Task prompt: Where a line of the material contains the string "screenshot", copy that line.

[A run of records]
• • • • •

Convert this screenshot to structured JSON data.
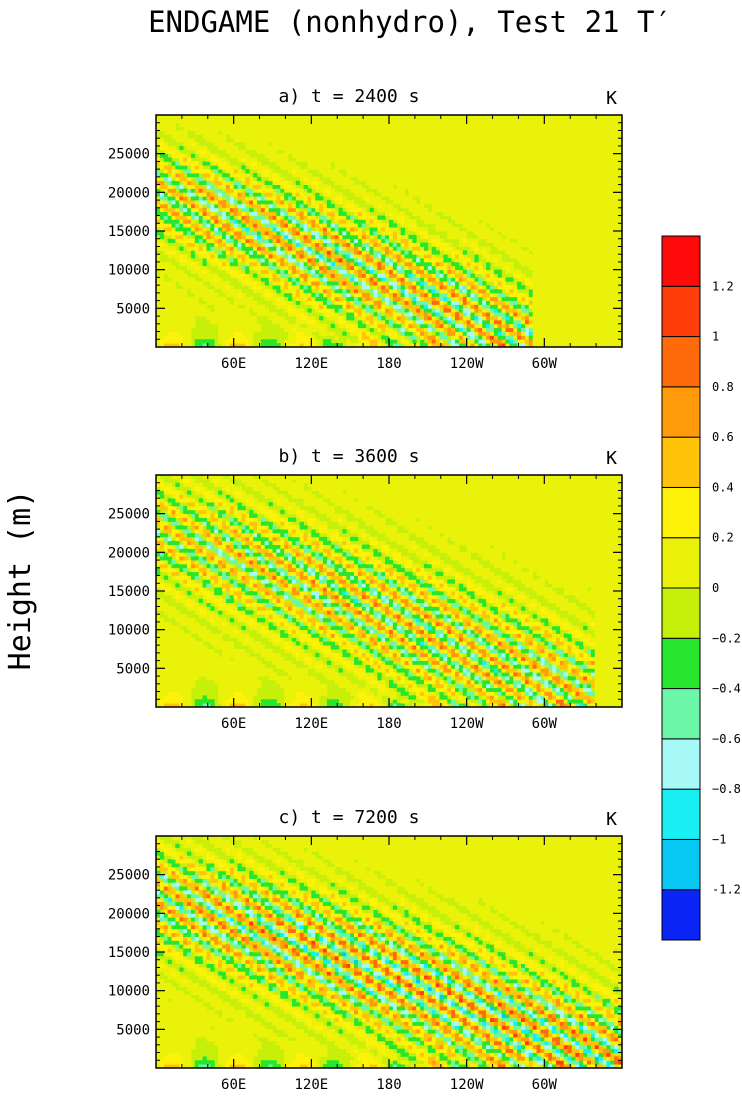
{
  "figure": {
    "title": "ENDGAME (nonhydro), Test 21 T′",
    "ylabel": "Height (m)"
  },
  "colorbar": {
    "levels": [
      -1.2,
      -1,
      -0.8,
      -0.6,
      -0.4,
      -0.2,
      0,
      0.2,
      0.4,
      0.6,
      0.8,
      1,
      1.2
    ],
    "labels": [
      "-1.2",
      "−1",
      "−0.8",
      "−0.6",
      "−0.4",
      "−0.2",
      "0",
      "0.2",
      "0.4",
      "0.6",
      "0.8",
      "1",
      "1.2"
    ],
    "colors": [
      "#0a24f5",
      "#06c8f2",
      "#19eef2",
      "#a6f9f6",
      "#6cf7a8",
      "#28e62e",
      "#c6f00a",
      "#eaf20a",
      "#fff20a",
      "#ffc40a",
      "#ff9a0a",
      "#ff6a0a",
      "#ff3e0a",
      "#ff0a0a"
    ]
  },
  "chart_data": [
    {
      "type": "heatmap",
      "title": "a) t = 2400 s",
      "unit": "K",
      "xticks": [
        "60E",
        "120E",
        "180",
        "120W",
        "60W"
      ],
      "xtick_values": [
        60,
        120,
        180,
        240,
        300
      ],
      "xlim": [
        0,
        360
      ],
      "yticks": [
        5000,
        10000,
        15000,
        20000,
        25000
      ],
      "ylim": [
        0,
        30000
      ],
      "wave_packet": {
        "x_start": 0,
        "x_end": 290,
        "z_top": 22000,
        "amplitude": 0.9,
        "slope": -60
      }
    },
    {
      "type": "heatmap",
      "title": "b) t = 3600 s",
      "unit": "K",
      "xticks": [
        "60E",
        "120E",
        "180",
        "120W",
        "60W"
      ],
      "xtick_values": [
        60,
        120,
        180,
        240,
        300
      ],
      "xlim": [
        0,
        360
      ],
      "yticks": [
        5000,
        10000,
        15000,
        20000,
        25000
      ],
      "ylim": [
        0,
        30000
      ],
      "wave_packet": {
        "x_start": 0,
        "x_end": 340,
        "z_top": 25000,
        "amplitude": 0.8,
        "slope": -70
      }
    },
    {
      "type": "heatmap",
      "title": "c) t = 7200 s",
      "unit": "K",
      "xticks": [
        "60E",
        "120E",
        "180",
        "120W",
        "60W"
      ],
      "xtick_values": [
        60,
        120,
        180,
        240,
        300
      ],
      "xlim": [
        0,
        360
      ],
      "yticks": [
        5000,
        10000,
        15000,
        20000,
        25000
      ],
      "ylim": [
        0,
        30000
      ],
      "wave_packet": {
        "x_start": 0,
        "x_end": 360,
        "z_top": 24000,
        "amplitude": 1.0,
        "slope": -90
      }
    }
  ]
}
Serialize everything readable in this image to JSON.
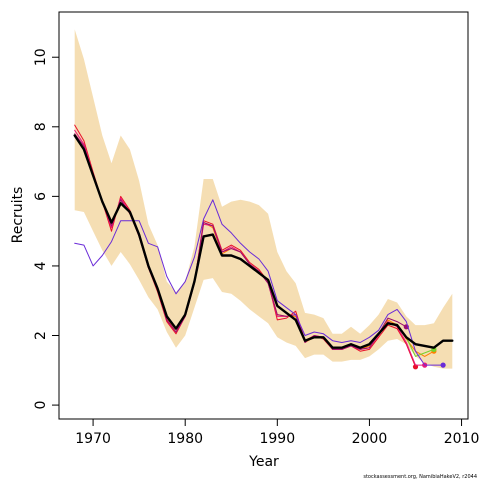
{
  "chart_data": {
    "type": "line",
    "title": "",
    "xlabel": "Year",
    "ylabel": "Recruits",
    "footnote": "stockassessment.org, NamibiaHakeV2, r2044",
    "xlim": [
      1966.3,
      2010.7
    ],
    "ylim": [
      -0.4,
      11.3
    ],
    "x_ticks": [
      1970,
      1980,
      1990,
      2000,
      2010
    ],
    "y_ticks": [
      0,
      2,
      4,
      6,
      8,
      10
    ],
    "grid": false,
    "legend": "none",
    "colors": {
      "band": "#f5deb3",
      "estimate": "#000000",
      "retro_red": "#e8102a",
      "retro_orange": "#ff7f00",
      "retro_purple": "#7f0dc9",
      "retro_green": "#76d22e",
      "retro_pink": "#e8197a",
      "retro_darkmagenta": "#9b0e72",
      "retro_violet": "#6a2bd8"
    },
    "band": {
      "x": [
        1968,
        1969,
        1970,
        1971,
        1972,
        1973,
        1974,
        1975,
        1976,
        1977,
        1978,
        1979,
        1980,
        1981,
        1982,
        1983,
        1984,
        1985,
        1986,
        1987,
        1988,
        1989,
        1990,
        1991,
        1992,
        1993,
        1994,
        1995,
        1996,
        1997,
        1998,
        1999,
        2000,
        2001,
        2002,
        2003,
        2004,
        2005,
        2006,
        2007,
        2008,
        2009
      ],
      "lower": [
        5.6,
        5.55,
        5.0,
        4.45,
        4.0,
        4.4,
        4.05,
        3.6,
        3.1,
        2.75,
        2.1,
        1.65,
        2.0,
        2.8,
        3.6,
        3.65,
        3.25,
        3.2,
        3.0,
        2.75,
        2.55,
        2.35,
        1.95,
        1.8,
        1.7,
        1.35,
        1.45,
        1.45,
        1.25,
        1.25,
        1.3,
        1.3,
        1.4,
        1.6,
        1.85,
        1.9,
        1.75,
        1.4,
        1.2,
        1.1,
        1.05,
        1.05
      ],
      "upper": [
        10.8,
        9.95,
        8.85,
        7.75,
        6.95,
        7.75,
        7.35,
        6.45,
        5.2,
        4.6,
        3.55,
        3.25,
        3.55,
        4.55,
        6.5,
        6.5,
        5.7,
        5.85,
        5.9,
        5.85,
        5.75,
        5.5,
        4.4,
        3.85,
        3.5,
        2.65,
        2.6,
        2.5,
        2.05,
        2.05,
        2.25,
        2.05,
        2.3,
        2.6,
        3.05,
        2.95,
        2.55,
        2.3,
        2.3,
        2.35,
        2.8,
        3.2
      ]
    },
    "series": [
      {
        "color": "#000000",
        "width": 2.4,
        "end_point": false,
        "x": [
          1968,
          1969,
          1970,
          1971,
          1972,
          1973,
          1974,
          1975,
          1976,
          1977,
          1978,
          1979,
          1980,
          1981,
          1982,
          1983,
          1984,
          1985,
          1986,
          1987,
          1988,
          1989,
          1990,
          1991,
          1992,
          1993,
          1994,
          1995,
          1996,
          1997,
          1998,
          1999,
          2000,
          2001,
          2002,
          2003,
          2004,
          2005,
          2006,
          2007,
          2008,
          2009
        ],
        "y": [
          7.75,
          7.35,
          6.6,
          5.85,
          5.25,
          5.8,
          5.55,
          4.9,
          4.0,
          3.35,
          2.55,
          2.2,
          2.6,
          3.55,
          4.85,
          4.9,
          4.3,
          4.3,
          4.2,
          4.0,
          3.8,
          3.6,
          2.85,
          2.65,
          2.45,
          1.85,
          1.95,
          1.95,
          1.65,
          1.65,
          1.75,
          1.65,
          1.75,
          2.05,
          2.35,
          2.3,
          1.95,
          1.75,
          1.7,
          1.65,
          1.85,
          1.85
        ]
      },
      {
        "color": "#e8102a",
        "width": 1,
        "end_point": true,
        "x": [
          1968,
          1969,
          1970,
          1971,
          1972,
          1973,
          1974,
          1975,
          1976,
          1977,
          1978,
          1979,
          1980,
          1981,
          1982,
          1983,
          1984,
          1985,
          1986,
          1987,
          1988,
          1989,
          1990,
          1991,
          1992,
          1993,
          1994,
          1995,
          1996,
          1997,
          1998,
          1999,
          2000,
          2001,
          2002,
          2003,
          2004,
          2005
        ],
        "y": [
          8.05,
          7.6,
          6.7,
          5.85,
          5.0,
          6.0,
          5.6,
          4.85,
          3.95,
          3.25,
          2.4,
          2.05,
          2.55,
          3.5,
          5.3,
          5.2,
          4.45,
          4.6,
          4.45,
          4.1,
          3.9,
          3.55,
          2.45,
          2.5,
          2.7,
          1.85,
          2.0,
          1.9,
          1.6,
          1.6,
          1.7,
          1.55,
          1.6,
          1.95,
          2.3,
          2.2,
          1.75,
          1.1
        ]
      },
      {
        "color": "#ff7f00",
        "width": 1,
        "end_point": true,
        "x": [
          1968,
          1969,
          1970,
          1971,
          1972,
          1973,
          1974,
          1975,
          1976,
          1977,
          1978,
          1979,
          1980,
          1981,
          1982,
          1983,
          1984,
          1985,
          1986,
          1987,
          1988,
          1989,
          1990,
          1991,
          1992,
          1993,
          1994,
          1995,
          1996,
          1997,
          1998,
          1999,
          2000,
          2001,
          2002,
          2003,
          2004,
          2005,
          2006,
          2007
        ],
        "y": [
          7.75,
          7.4,
          6.6,
          5.85,
          5.2,
          5.9,
          5.5,
          4.85,
          3.95,
          3.3,
          2.5,
          2.1,
          2.6,
          3.5,
          5.25,
          5.1,
          4.35,
          4.5,
          4.4,
          4.05,
          3.85,
          3.55,
          2.6,
          2.55,
          2.55,
          1.8,
          1.95,
          1.95,
          1.6,
          1.6,
          1.7,
          1.6,
          1.7,
          2.0,
          2.45,
          2.3,
          1.9,
          1.55,
          1.4,
          1.55
        ]
      },
      {
        "color": "#76d22e",
        "width": 1,
        "end_point": true,
        "x": [
          2003,
          2004,
          2005,
          2006,
          2007
        ],
        "y": [
          2.3,
          1.95,
          1.4,
          1.5,
          1.6
        ]
      },
      {
        "color": "#e8197a",
        "width": 1,
        "end_point": true,
        "x": [
          1968,
          1969,
          1970,
          1971,
          1972,
          1973,
          1974,
          1975,
          1976,
          1977,
          1978,
          1979,
          1980,
          1981,
          1982,
          1983,
          1984,
          1985,
          1986,
          1987,
          1988,
          1989,
          1990,
          1991,
          1992,
          1993,
          1994,
          1995,
          1996,
          1997,
          1998,
          1999,
          2000,
          2001,
          2002,
          2003,
          2004,
          2005,
          2006
        ],
        "y": [
          7.9,
          7.5,
          6.65,
          5.85,
          5.1,
          5.95,
          5.55,
          4.85,
          3.95,
          3.3,
          2.45,
          2.1,
          2.55,
          3.5,
          5.2,
          5.15,
          4.4,
          4.55,
          4.4,
          4.05,
          3.85,
          3.5,
          2.55,
          2.55,
          2.6,
          1.8,
          2.0,
          1.95,
          1.6,
          1.6,
          1.7,
          1.6,
          1.65,
          2.0,
          2.4,
          2.25,
          1.8,
          1.15,
          1.15
        ]
      },
      {
        "color": "#9b0e72",
        "width": 1,
        "end_point": true,
        "x": [
          1968,
          1969,
          1970,
          1971,
          1972,
          1973,
          1974,
          1975,
          1976,
          1977,
          1978,
          1979,
          1980,
          1981,
          1982,
          1983,
          1984,
          1985,
          1986,
          1987,
          1988,
          1989,
          1990,
          1991,
          1992,
          1993,
          1994,
          1995,
          1996,
          1997,
          1998,
          1999,
          2000,
          2001,
          2002,
          2003,
          2004
        ],
        "y": [
          7.8,
          7.45,
          6.6,
          5.85,
          5.15,
          5.9,
          5.5,
          4.85,
          3.95,
          3.3,
          2.45,
          2.1,
          2.55,
          3.5,
          5.25,
          5.15,
          4.4,
          4.5,
          4.4,
          4.05,
          3.85,
          3.5,
          2.6,
          2.55,
          2.6,
          1.8,
          2.0,
          1.95,
          1.6,
          1.6,
          1.7,
          1.6,
          1.65,
          2.05,
          2.5,
          2.4,
          2.25
        ]
      },
      {
        "color": "#6a2bd8",
        "width": 1,
        "end_point": true,
        "x": [
          1968,
          1969,
          1970,
          1971,
          1972,
          1973,
          1974,
          1975,
          1976,
          1977,
          1978,
          1979,
          1980,
          1981,
          1982,
          1983,
          1984,
          1985,
          1986,
          1987,
          1988,
          1989,
          1990,
          1991,
          1992,
          1993,
          1994,
          1995,
          1996,
          1997,
          1998,
          1999,
          2000,
          2001,
          2002,
          2003,
          2004,
          2005,
          2006,
          2007,
          2008
        ],
        "y": [
          4.65,
          4.6,
          4.0,
          4.3,
          4.7,
          5.3,
          5.3,
          5.3,
          4.65,
          4.55,
          3.7,
          3.2,
          3.55,
          4.25,
          5.35,
          5.9,
          5.2,
          4.95,
          4.65,
          4.4,
          4.2,
          3.85,
          3.0,
          2.8,
          2.6,
          2.0,
          2.1,
          2.05,
          1.85,
          1.8,
          1.85,
          1.8,
          1.95,
          2.15,
          2.6,
          2.75,
          2.4,
          1.55,
          1.15,
          1.15,
          1.15
        ]
      }
    ]
  }
}
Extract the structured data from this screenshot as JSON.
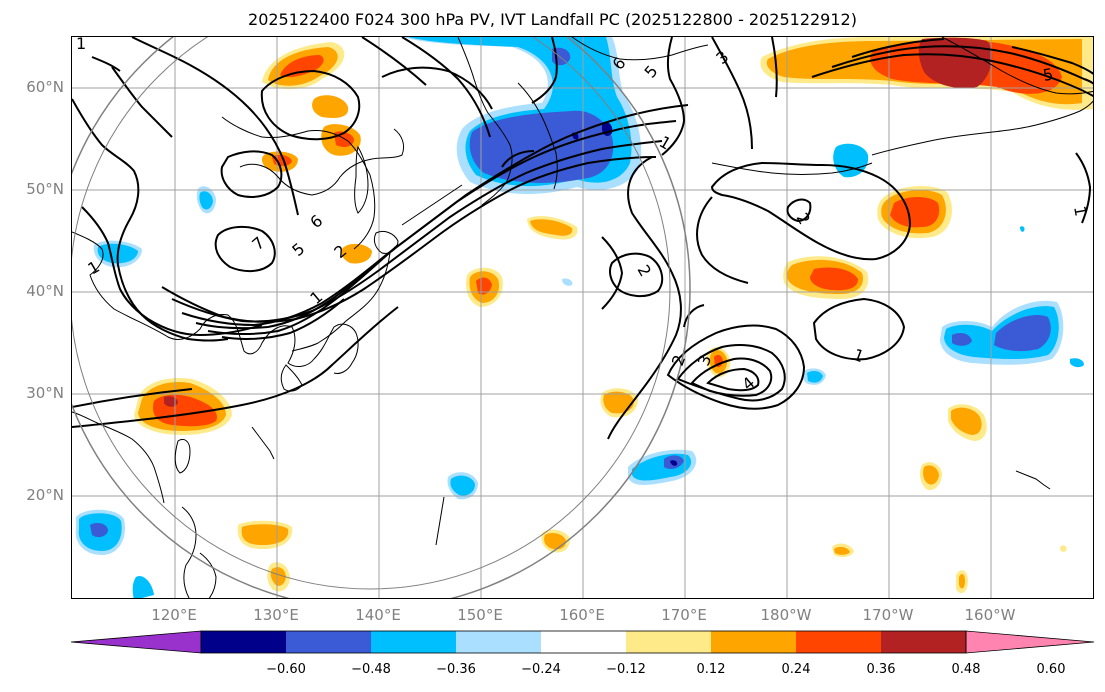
{
  "title": "2025122400 F024 300 hPa PV, IVT Landfall PC (2025122800 - 2025122912)",
  "lat_labels": [
    "60°N",
    "50°N",
    "40°N",
    "30°N",
    "20°N"
  ],
  "lon_labels": [
    "120°E",
    "130°E",
    "140°E",
    "150°E",
    "160°E",
    "170°E",
    "180°W",
    "170°W",
    "160°W"
  ],
  "colorbar": {
    "colors": [
      "#9932cc",
      "#00008b",
      "#3a5bd5",
      "#00bfff",
      "#abdfff",
      "#ffffff",
      "#ffea8a",
      "#ffa500",
      "#ff4500",
      "#b22222",
      "#ff85b0"
    ],
    "tick_labels": [
      "−0.60",
      "−0.48",
      "−0.36",
      "−0.24",
      "−0.12",
      "0.12",
      "0.24",
      "0.36",
      "0.48",
      "0.60"
    ]
  },
  "contour_labels": [
    "1",
    "2",
    "3",
    "4",
    "5",
    "6",
    "7"
  ],
  "colors": {
    "grid": "#a0a0a0",
    "contour": "#000000",
    "ring": "#808080",
    "axis_label": "#808080"
  }
}
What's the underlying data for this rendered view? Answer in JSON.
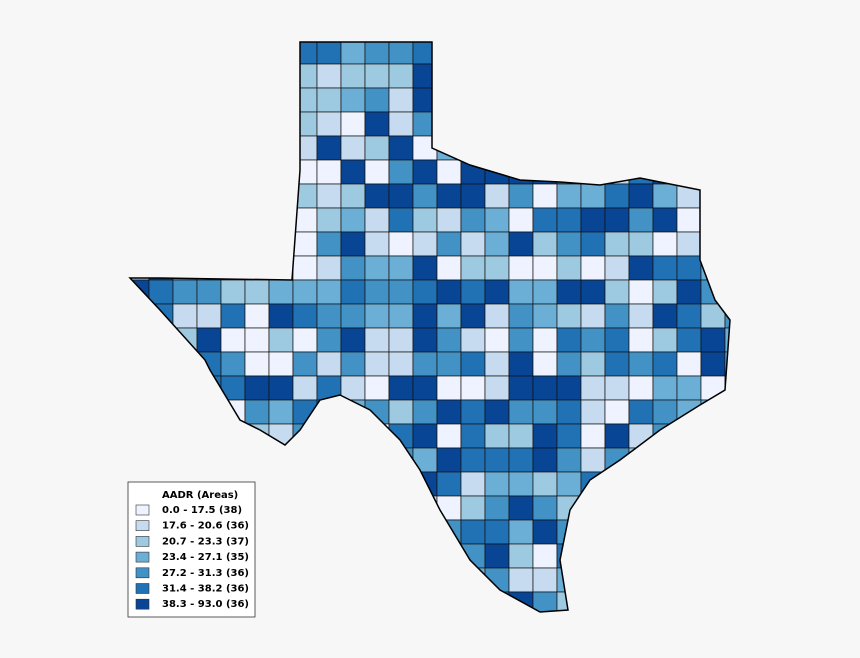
{
  "map": {
    "legend": {
      "title": "AADR (Areas)",
      "items": [
        {
          "label": "0.0 - 17.5 (38)",
          "color": "#eff3ff"
        },
        {
          "label": "17.6 - 20.6 (36)",
          "color": "#c6dbef"
        },
        {
          "label": "20.7 - 23.3 (37)",
          "color": "#9ecae1"
        },
        {
          "label": "23.4 - 27.1 (35)",
          "color": "#6baed6"
        },
        {
          "label": "27.2 - 31.3 (36)",
          "color": "#4292c6"
        },
        {
          "label": "31.4 - 38.2 (36)",
          "color": "#2171b5"
        },
        {
          "label": "38.3 - 93.0 (36)",
          "color": "#084594"
        }
      ]
    }
  }
}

• • • • •

Solution below:
Convert this screenshot to structured JSON data.
Extract the structured data from this screenshot as JSON.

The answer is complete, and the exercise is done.